(Records about charts and figures)
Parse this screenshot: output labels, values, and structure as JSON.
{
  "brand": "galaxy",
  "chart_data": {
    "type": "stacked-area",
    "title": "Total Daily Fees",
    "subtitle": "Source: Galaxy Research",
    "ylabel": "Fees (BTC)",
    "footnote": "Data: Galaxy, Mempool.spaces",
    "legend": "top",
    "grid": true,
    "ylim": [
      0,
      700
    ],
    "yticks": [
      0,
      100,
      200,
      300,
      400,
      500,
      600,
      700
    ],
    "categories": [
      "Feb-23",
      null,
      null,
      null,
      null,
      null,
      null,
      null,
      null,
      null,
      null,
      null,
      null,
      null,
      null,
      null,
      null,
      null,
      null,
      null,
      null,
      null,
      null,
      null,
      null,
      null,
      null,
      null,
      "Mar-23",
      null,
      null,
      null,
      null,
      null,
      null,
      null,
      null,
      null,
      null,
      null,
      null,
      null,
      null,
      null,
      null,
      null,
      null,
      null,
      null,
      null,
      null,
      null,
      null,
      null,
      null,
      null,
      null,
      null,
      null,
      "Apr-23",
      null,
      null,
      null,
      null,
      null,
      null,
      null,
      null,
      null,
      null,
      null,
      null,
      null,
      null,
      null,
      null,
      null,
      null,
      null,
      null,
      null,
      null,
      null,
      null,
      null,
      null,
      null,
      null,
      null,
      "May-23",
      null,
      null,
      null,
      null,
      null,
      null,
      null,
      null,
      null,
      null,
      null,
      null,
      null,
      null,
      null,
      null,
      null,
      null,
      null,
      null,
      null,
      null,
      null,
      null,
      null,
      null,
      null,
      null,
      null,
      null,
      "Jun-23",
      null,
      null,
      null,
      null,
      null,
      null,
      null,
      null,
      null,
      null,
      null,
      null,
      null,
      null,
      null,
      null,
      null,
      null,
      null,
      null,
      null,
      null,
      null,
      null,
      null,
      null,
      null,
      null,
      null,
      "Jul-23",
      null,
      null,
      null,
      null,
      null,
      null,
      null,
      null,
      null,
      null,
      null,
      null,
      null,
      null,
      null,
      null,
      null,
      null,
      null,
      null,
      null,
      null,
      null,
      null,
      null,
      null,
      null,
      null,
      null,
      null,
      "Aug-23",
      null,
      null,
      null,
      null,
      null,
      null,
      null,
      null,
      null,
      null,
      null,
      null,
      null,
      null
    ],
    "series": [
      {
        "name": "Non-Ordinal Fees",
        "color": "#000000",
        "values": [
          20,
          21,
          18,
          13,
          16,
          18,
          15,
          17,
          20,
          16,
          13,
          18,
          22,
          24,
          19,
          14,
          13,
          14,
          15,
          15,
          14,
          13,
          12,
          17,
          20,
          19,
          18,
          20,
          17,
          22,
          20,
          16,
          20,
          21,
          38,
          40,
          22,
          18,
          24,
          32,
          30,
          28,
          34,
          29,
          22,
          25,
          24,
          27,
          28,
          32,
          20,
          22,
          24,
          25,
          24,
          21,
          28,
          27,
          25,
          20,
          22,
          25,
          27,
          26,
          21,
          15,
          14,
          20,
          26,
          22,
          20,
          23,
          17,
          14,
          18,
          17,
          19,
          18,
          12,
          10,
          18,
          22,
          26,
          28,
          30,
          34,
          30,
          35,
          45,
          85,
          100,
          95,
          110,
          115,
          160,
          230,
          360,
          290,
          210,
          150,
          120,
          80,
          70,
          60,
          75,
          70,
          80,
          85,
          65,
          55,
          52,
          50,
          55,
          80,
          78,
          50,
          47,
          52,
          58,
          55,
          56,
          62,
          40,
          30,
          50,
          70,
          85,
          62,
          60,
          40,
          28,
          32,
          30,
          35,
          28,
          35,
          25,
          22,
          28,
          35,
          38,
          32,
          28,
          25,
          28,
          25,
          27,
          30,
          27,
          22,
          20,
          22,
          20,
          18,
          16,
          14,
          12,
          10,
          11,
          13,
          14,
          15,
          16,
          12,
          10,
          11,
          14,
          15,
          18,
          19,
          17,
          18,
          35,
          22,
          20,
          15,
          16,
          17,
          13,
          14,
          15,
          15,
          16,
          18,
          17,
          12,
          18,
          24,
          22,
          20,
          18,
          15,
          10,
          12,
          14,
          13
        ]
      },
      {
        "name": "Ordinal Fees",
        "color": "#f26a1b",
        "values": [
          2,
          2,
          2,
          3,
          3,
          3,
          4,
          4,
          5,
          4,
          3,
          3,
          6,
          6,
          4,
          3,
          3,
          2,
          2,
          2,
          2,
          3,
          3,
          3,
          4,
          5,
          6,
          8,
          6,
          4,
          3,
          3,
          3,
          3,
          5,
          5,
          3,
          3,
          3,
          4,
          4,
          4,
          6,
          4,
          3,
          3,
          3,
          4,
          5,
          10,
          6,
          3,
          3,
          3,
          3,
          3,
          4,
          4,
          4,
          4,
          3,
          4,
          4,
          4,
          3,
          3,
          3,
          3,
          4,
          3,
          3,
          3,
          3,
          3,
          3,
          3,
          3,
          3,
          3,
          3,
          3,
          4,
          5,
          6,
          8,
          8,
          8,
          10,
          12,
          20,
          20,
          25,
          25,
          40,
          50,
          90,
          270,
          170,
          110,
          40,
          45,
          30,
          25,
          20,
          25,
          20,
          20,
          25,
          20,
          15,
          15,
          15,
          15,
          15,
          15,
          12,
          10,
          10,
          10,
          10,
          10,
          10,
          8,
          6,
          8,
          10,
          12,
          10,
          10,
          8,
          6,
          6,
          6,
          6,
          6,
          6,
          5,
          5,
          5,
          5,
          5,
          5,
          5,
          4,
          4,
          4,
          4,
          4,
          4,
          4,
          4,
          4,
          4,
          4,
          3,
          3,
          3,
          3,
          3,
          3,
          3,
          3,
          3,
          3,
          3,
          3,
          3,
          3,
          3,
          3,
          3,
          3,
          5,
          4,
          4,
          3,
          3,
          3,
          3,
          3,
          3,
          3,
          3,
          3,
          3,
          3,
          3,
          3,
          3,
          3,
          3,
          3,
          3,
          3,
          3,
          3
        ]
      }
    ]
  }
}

» Your task:
Pull out each record as written and restate it exactly.

» Written solution:
Parse this screenshot: output labels, values, and structure as JSON.
{
  "brand": "galaxy",
  "chart_data": {
    "type": "stacked-area",
    "title": "Total Daily Fees",
    "subtitle": "Source: Galaxy Research",
    "ylabel": "Fees (BTC)",
    "footnote": "Data: Galaxy, Mempool.spaces",
    "legend": "top",
    "grid": true,
    "ylim": [
      0,
      700
    ],
    "yticks": [
      0,
      100,
      200,
      300,
      400,
      500,
      600,
      700
    ],
    "categories": [
      "Feb-23",
      null,
      null,
      null,
      null,
      null,
      null,
      null,
      null,
      null,
      null,
      null,
      null,
      null,
      null,
      null,
      null,
      null,
      null,
      null,
      null,
      null,
      null,
      null,
      null,
      null,
      null,
      null,
      "Mar-23",
      null,
      null,
      null,
      null,
      null,
      null,
      null,
      null,
      null,
      null,
      null,
      null,
      null,
      null,
      null,
      null,
      null,
      null,
      null,
      null,
      null,
      null,
      null,
      null,
      null,
      null,
      null,
      null,
      null,
      null,
      "Apr-23",
      null,
      null,
      null,
      null,
      null,
      null,
      null,
      null,
      null,
      null,
      null,
      null,
      null,
      null,
      null,
      null,
      null,
      null,
      null,
      null,
      null,
      null,
      null,
      null,
      null,
      null,
      null,
      null,
      null,
      "May-23",
      null,
      null,
      null,
      null,
      null,
      null,
      null,
      null,
      null,
      null,
      null,
      null,
      null,
      null,
      null,
      null,
      null,
      null,
      null,
      null,
      null,
      null,
      null,
      null,
      null,
      null,
      null,
      null,
      null,
      null,
      "Jun-23",
      null,
      null,
      null,
      null,
      null,
      null,
      null,
      null,
      null,
      null,
      null,
      null,
      null,
      null,
      null,
      null,
      null,
      null,
      null,
      null,
      null,
      null,
      null,
      null,
      null,
      null,
      null,
      null,
      null,
      "Jul-23",
      null,
      null,
      null,
      null,
      null,
      null,
      null,
      null,
      null,
      null,
      null,
      null,
      null,
      null,
      null,
      null,
      null,
      null,
      null,
      null,
      null,
      null,
      null,
      null,
      null,
      null,
      null,
      null,
      null,
      null,
      "Aug-23",
      null,
      null,
      null,
      null,
      null,
      null,
      null,
      null,
      null,
      null,
      null,
      null,
      null,
      null
    ],
    "series": [
      {
        "name": "Non-Ordinal Fees",
        "color": "#000000",
        "values": [
          20,
          21,
          18,
          13,
          16,
          18,
          15,
          17,
          20,
          16,
          13,
          18,
          22,
          24,
          19,
          14,
          13,
          14,
          15,
          15,
          14,
          13,
          12,
          17,
          20,
          19,
          18,
          20,
          17,
          22,
          20,
          16,
          20,
          21,
          38,
          40,
          22,
          18,
          24,
          32,
          30,
          28,
          34,
          29,
          22,
          25,
          24,
          27,
          28,
          32,
          20,
          22,
          24,
          25,
          24,
          21,
          28,
          27,
          25,
          20,
          22,
          25,
          27,
          26,
          21,
          15,
          14,
          20,
          26,
          22,
          20,
          23,
          17,
          14,
          18,
          17,
          19,
          18,
          12,
          10,
          18,
          22,
          26,
          28,
          30,
          34,
          30,
          35,
          45,
          85,
          100,
          95,
          110,
          115,
          160,
          230,
          360,
          290,
          210,
          150,
          120,
          80,
          70,
          60,
          75,
          70,
          80,
          85,
          65,
          55,
          52,
          50,
          55,
          80,
          78,
          50,
          47,
          52,
          58,
          55,
          56,
          62,
          40,
          30,
          50,
          70,
          85,
          62,
          60,
          40,
          28,
          32,
          30,
          35,
          28,
          35,
          25,
          22,
          28,
          35,
          38,
          32,
          28,
          25,
          28,
          25,
          27,
          30,
          27,
          22,
          20,
          22,
          20,
          18,
          16,
          14,
          12,
          10,
          11,
          13,
          14,
          15,
          16,
          12,
          10,
          11,
          14,
          15,
          18,
          19,
          17,
          18,
          35,
          22,
          20,
          15,
          16,
          17,
          13,
          14,
          15,
          15,
          16,
          18,
          17,
          12,
          18,
          24,
          22,
          20,
          18,
          15,
          10,
          12,
          14,
          13
        ]
      },
      {
        "name": "Ordinal Fees",
        "color": "#f26a1b",
        "values": [
          2,
          2,
          2,
          3,
          3,
          3,
          4,
          4,
          5,
          4,
          3,
          3,
          6,
          6,
          4,
          3,
          3,
          2,
          2,
          2,
          2,
          3,
          3,
          3,
          4,
          5,
          6,
          8,
          6,
          4,
          3,
          3,
          3,
          3,
          5,
          5,
          3,
          3,
          3,
          4,
          4,
          4,
          6,
          4,
          3,
          3,
          3,
          4,
          5,
          10,
          6,
          3,
          3,
          3,
          3,
          3,
          4,
          4,
          4,
          4,
          3,
          4,
          4,
          4,
          3,
          3,
          3,
          3,
          4,
          3,
          3,
          3,
          3,
          3,
          3,
          3,
          3,
          3,
          3,
          3,
          3,
          4,
          5,
          6,
          8,
          8,
          8,
          10,
          12,
          20,
          20,
          25,
          25,
          40,
          50,
          90,
          270,
          170,
          110,
          40,
          45,
          30,
          25,
          20,
          25,
          20,
          20,
          25,
          20,
          15,
          15,
          15,
          15,
          15,
          15,
          12,
          10,
          10,
          10,
          10,
          10,
          10,
          8,
          6,
          8,
          10,
          12,
          10,
          10,
          8,
          6,
          6,
          6,
          6,
          6,
          6,
          5,
          5,
          5,
          5,
          5,
          5,
          5,
          4,
          4,
          4,
          4,
          4,
          4,
          4,
          4,
          4,
          4,
          4,
          3,
          3,
          3,
          3,
          3,
          3,
          3,
          3,
          3,
          3,
          3,
          3,
          3,
          3,
          3,
          3,
          3,
          3,
          5,
          4,
          4,
          3,
          3,
          3,
          3,
          3,
          3,
          3,
          3,
          3,
          3,
          3,
          3,
          3,
          3,
          3,
          3,
          3,
          3,
          3,
          3,
          3
        ]
      }
    ]
  }
}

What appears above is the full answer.